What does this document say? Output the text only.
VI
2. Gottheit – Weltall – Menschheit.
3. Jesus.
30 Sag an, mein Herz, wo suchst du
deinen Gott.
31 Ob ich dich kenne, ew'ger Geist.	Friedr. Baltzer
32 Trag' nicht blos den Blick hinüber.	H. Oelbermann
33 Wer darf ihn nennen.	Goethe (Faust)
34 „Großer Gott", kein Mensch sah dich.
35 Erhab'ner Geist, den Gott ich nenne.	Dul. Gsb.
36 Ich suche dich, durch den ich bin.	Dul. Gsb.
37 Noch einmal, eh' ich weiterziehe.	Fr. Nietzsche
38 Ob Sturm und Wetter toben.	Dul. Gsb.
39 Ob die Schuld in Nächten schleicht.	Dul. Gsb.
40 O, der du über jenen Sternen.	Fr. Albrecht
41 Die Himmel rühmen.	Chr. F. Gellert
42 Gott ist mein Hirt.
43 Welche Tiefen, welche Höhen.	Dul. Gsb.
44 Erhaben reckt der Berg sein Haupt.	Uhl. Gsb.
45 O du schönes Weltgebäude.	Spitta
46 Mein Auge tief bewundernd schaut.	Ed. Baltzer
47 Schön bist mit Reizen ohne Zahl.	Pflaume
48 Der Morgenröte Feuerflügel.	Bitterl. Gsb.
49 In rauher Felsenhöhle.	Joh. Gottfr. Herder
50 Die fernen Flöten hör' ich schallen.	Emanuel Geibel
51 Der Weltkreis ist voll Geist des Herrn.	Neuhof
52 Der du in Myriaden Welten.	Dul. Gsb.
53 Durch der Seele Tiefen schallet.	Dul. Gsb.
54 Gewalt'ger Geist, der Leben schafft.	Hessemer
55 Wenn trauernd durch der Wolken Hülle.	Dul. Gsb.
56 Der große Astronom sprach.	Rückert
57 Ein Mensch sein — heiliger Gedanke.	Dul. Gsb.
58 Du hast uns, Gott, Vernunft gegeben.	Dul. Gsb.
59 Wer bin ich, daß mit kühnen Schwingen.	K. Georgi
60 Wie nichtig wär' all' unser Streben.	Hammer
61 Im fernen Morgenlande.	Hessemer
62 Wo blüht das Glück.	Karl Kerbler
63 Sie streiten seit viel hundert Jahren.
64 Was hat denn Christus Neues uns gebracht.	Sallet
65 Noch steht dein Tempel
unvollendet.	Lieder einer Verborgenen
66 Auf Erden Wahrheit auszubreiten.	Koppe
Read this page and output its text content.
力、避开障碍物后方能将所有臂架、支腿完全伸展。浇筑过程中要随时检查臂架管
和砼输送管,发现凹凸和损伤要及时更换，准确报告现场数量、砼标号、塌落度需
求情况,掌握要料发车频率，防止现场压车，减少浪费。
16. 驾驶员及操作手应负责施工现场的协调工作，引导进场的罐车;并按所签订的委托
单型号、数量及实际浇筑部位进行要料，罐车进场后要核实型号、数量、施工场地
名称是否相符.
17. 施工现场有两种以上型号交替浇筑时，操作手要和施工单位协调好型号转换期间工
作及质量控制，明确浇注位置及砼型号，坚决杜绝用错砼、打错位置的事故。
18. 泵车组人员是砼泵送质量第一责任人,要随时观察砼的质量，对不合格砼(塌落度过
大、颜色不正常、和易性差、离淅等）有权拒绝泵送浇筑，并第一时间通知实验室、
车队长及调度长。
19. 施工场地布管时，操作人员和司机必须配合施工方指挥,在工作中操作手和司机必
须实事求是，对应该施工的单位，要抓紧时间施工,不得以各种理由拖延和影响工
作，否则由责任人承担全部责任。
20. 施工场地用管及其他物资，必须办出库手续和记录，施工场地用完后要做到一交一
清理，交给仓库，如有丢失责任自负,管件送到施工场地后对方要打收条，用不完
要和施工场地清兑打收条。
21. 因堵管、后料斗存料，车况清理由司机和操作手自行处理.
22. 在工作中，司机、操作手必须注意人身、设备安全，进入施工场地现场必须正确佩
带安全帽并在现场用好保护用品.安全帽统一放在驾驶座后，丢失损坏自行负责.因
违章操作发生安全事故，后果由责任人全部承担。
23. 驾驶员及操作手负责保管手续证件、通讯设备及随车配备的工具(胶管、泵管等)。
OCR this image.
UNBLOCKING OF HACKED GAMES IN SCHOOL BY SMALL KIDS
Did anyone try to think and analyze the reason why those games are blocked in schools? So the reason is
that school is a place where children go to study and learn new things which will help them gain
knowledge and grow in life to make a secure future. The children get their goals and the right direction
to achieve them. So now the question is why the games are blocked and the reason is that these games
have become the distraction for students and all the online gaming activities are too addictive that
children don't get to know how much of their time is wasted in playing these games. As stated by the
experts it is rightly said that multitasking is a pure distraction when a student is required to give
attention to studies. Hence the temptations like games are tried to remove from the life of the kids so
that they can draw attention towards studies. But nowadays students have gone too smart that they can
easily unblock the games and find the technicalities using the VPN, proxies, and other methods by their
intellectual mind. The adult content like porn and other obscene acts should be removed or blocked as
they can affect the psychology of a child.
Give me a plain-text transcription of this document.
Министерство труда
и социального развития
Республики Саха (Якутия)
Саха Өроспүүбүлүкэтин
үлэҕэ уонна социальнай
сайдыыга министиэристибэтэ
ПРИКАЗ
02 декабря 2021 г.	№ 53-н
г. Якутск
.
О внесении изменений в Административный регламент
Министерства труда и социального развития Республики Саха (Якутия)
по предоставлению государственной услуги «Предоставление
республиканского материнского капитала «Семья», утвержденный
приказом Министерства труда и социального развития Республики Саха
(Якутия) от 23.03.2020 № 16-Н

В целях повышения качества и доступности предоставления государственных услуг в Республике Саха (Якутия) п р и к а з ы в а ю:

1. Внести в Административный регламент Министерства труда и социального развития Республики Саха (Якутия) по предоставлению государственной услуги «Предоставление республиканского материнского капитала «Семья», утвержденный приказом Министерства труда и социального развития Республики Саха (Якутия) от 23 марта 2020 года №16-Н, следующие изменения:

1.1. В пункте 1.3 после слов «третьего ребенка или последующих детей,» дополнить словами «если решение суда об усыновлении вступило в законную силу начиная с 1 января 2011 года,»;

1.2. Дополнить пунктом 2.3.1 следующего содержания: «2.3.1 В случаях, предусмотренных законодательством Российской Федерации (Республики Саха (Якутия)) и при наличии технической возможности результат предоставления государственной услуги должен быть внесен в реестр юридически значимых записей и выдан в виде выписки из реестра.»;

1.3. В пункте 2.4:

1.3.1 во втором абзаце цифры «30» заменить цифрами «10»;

----------------------------------------

→ REQUIRED WORK: Write out the listing once more, matching it exactly.

→ TASK OUTPUT:
What does this document say? Output the text only.
VI
2. Gottheit – Weltall – Menschheit.
3. Jesus.
30 Sag an, mein Herz, wo suchst du
deinen Gott.
31 Ob ich dich kenne, ew'ger Geist.	Friedr. Baltzer
32 Trag' nicht blos den Blick hinüber.	H. Oelbermann
33 Wer darf ihn nennen.	Goethe (Faust)
34 „Großer Gott", kein Mensch sah dich.
35 Erhab'ner Geist, den Gott ich nenne.	Dul. Gsb.
36 Ich suche dich, durch den ich bin.	Dul. Gsb.
37 Noch einmal, eh' ich weiterziehe.	Fr. Nietzsche
38 Ob Sturm und Wetter toben.	Dul. Gsb.
39 Ob die Schuld in Nächten schleicht.	Dul. Gsb.
40 O, der du über jenen Sternen.	Fr. Albrecht
41 Die Himmel rühmen.	Chr. F. Gellert
42 Gott ist mein Hirt.
43 Welche Tiefen, welche Höhen.	Dul. Gsb.
44 Erhaben reckt der Berg sein Haupt.	Uhl. Gsb.
45 O du schönes Weltgebäude.	Spitta
46 Mein Auge tief bewundernd schaut.	Ed. Baltzer
47 Schön bist mit Reizen ohne Zahl.	Pflaume
48 Der Morgenröte Feuerflügel.	Bitterl. Gsb.
49 In rauher Felsenhöhle.	Joh. Gottfr. Herder
50 Die fernen Flöten hör' ich schallen.	Emanuel Geibel
51 Der Weltkreis ist voll Geist des Herrn.	Neuhof
52 Der du in Myriaden Welten.	Dul. Gsb.
53 Durch der Seele Tiefen schallet.	Dul. Gsb.
54 Gewalt'ger Geist, der Leben schafft.	Hessemer
55 Wenn trauernd durch der Wolken Hülle.	Dul. Gsb.
56 Der große Astronom sprach.	Rückert
57 Ein Mensch sein — heiliger Gedanke.	Dul. Gsb.
58 Du hast uns, Gott, Vernunft gegeben.	Dul. Gsb.
59 Wer bin ich, daß mit kühnen Schwingen.	K. Georgi
60 Wie nichtig wär' all' unser Streben.	Hammer
61 Im fernen Morgenlande.	Hessemer
62 Wo blüht das Glück.	Karl Kerbler
63 Sie streiten seit viel hundert Jahren.
64 Was hat denn Christus Neues uns gebracht.	Sallet
65 Noch steht dein Tempel
unvollendet.	Lieder einer Verborgenen
66 Auf Erden Wahrheit auszubreiten.	Koppe
Read this page and output its text content.
力、避开障碍物后方能将所有臂架、支腿完全伸展。浇筑过程中要随时检查臂架管
和砼输送管,发现凹凸和损伤要及时更换，准确报告现场数量、砼标号、塌落度需
求情况,掌握要料发车频率，防止现场压车，减少浪费。
16. 驾驶员及操作手应负责施工现场的协调工作，引导进场的罐车;并按所签订的委托
单型号、数量及实际浇筑部位进行要料，罐车进场后要核实型号、数量、施工场地
名称是否相符.
17. 施工现场有两种以上型号交替浇筑时，操作手要和施工单位协调好型号转换期间工
作及质量控制，明确浇注位置及砼型号，坚决杜绝用错砼、打错位置的事故。
18. 泵车组人员是砼泵送质量第一责任人,要随时观察砼的质量，对不合格砼(塌落度过
大、颜色不正常、和易性差、离淅等）有权拒绝泵送浇筑，并第一时间通知实验室、
车队长及调度长。
19. 施工场地布管时，操作人员和司机必须配合施工方指挥,在工作中操作手和司机必
须实事求是，对应该施工的单位，要抓紧时间施工,不得以各种理由拖延和影响工
作，否则由责任人承担全部责任。
20. 施工场地用管及其他物资，必须办出库手续和记录，施工场地用完后要做到一交一
清理，交给仓库，如有丢失责任自负,管件送到施工场地后对方要打收条，用不完
要和施工场地清兑打收条。
21. 因堵管、后料斗存料，车况清理由司机和操作手自行处理.
22. 在工作中，司机、操作手必须注意人身、设备安全，进入施工场地现场必须正确佩
带安全帽并在现场用好保护用品.安全帽统一放在驾驶座后，丢失损坏自行负责.因
违章操作发生安全事故，后果由责任人全部承担。
23. 驾驶员及操作手负责保管手续证件、通讯设备及随车配备的工具(胶管、泵管等)。
OCR this image.
UNBLOCKING OF HACKED GAMES IN SCHOOL BY SMALL KIDS
Did anyone try to think and analyze the reason why those games are blocked in schools? So the reason is
that school is a place where children go to study and learn new things which will help them gain
knowledge and grow in life to make a secure future. The children get their goals and the right direction
to achieve them. So now the question is why the games are blocked and the reason is that these games
have become the distraction for students and all the online gaming activities are too addictive that
children don't get to know how much of their time is wasted in playing these games. As stated by the
experts it is rightly said that multitasking is a pure distraction when a student is required to give
attention to studies. Hence the temptations like games are tried to remove from the life of the kids so
that they can draw attention towards studies. But nowadays students have gone too smart that they can
easily unblock the games and find the technicalities using the VPN, proxies, and other methods by their
intellectual mind. The adult content like porn and other obscene acts should be removed or blocked as
they can affect the psychology of a child.
Give me a plain-text transcription of this document.
Министерство труда
и социального развития
Республики Саха (Якутия)
Саха Өроспүүбүлүкэтин
үлэҕэ уонна социальнай
сайдыыга министиэристибэтэ
ПРИКАЗ
02 декабря 2021 г.	№ 53-н
г. Якутск
.
О внесении изменений в Административный регламент
Министерства труда и социального развития Республики Саха (Якутия)
по предоставлению государственной услуги «Предоставление
республиканского материнского капитала «Семья», утвержденный
приказом Министерства труда и социального развития Республики Саха
(Якутия) от 23.03.2020 № 16-Н

В целях повышения качества и доступности предоставления государственных услуг в Республике Саха (Якутия) п р и к а з ы в а ю:

1. Внести в Административный регламент Министерства труда и социального развития Республики Саха (Якутия) по предоставлению государственной услуги «Предоставление республиканского материнского капитала «Семья», утвержденный приказом Министерства труда и социального развития Республики Саха (Якутия) от 23 марта 2020 года №16-Н, следующие изменения:

1.1. В пункте 1.3 после слов «третьего ребенка или последующих детей,» дополнить словами «если решение суда об усыновлении вступило в законную силу начиная с 1 января 2011 года,»;

1.2. Дополнить пунктом 2.3.1 следующего содержания: «2.3.1 В случаях, предусмотренных законодательством Российской Федерации (Республики Саха (Якутия)) и при наличии технической возможности результат предоставления государственной услуги должен быть внесен в реестр юридически значимых записей и выдан в виде выписки из реестра.»;

1.3. В пункте 2.4:

1.3.1 во втором абзаце цифры «30» заменить цифрами «10»;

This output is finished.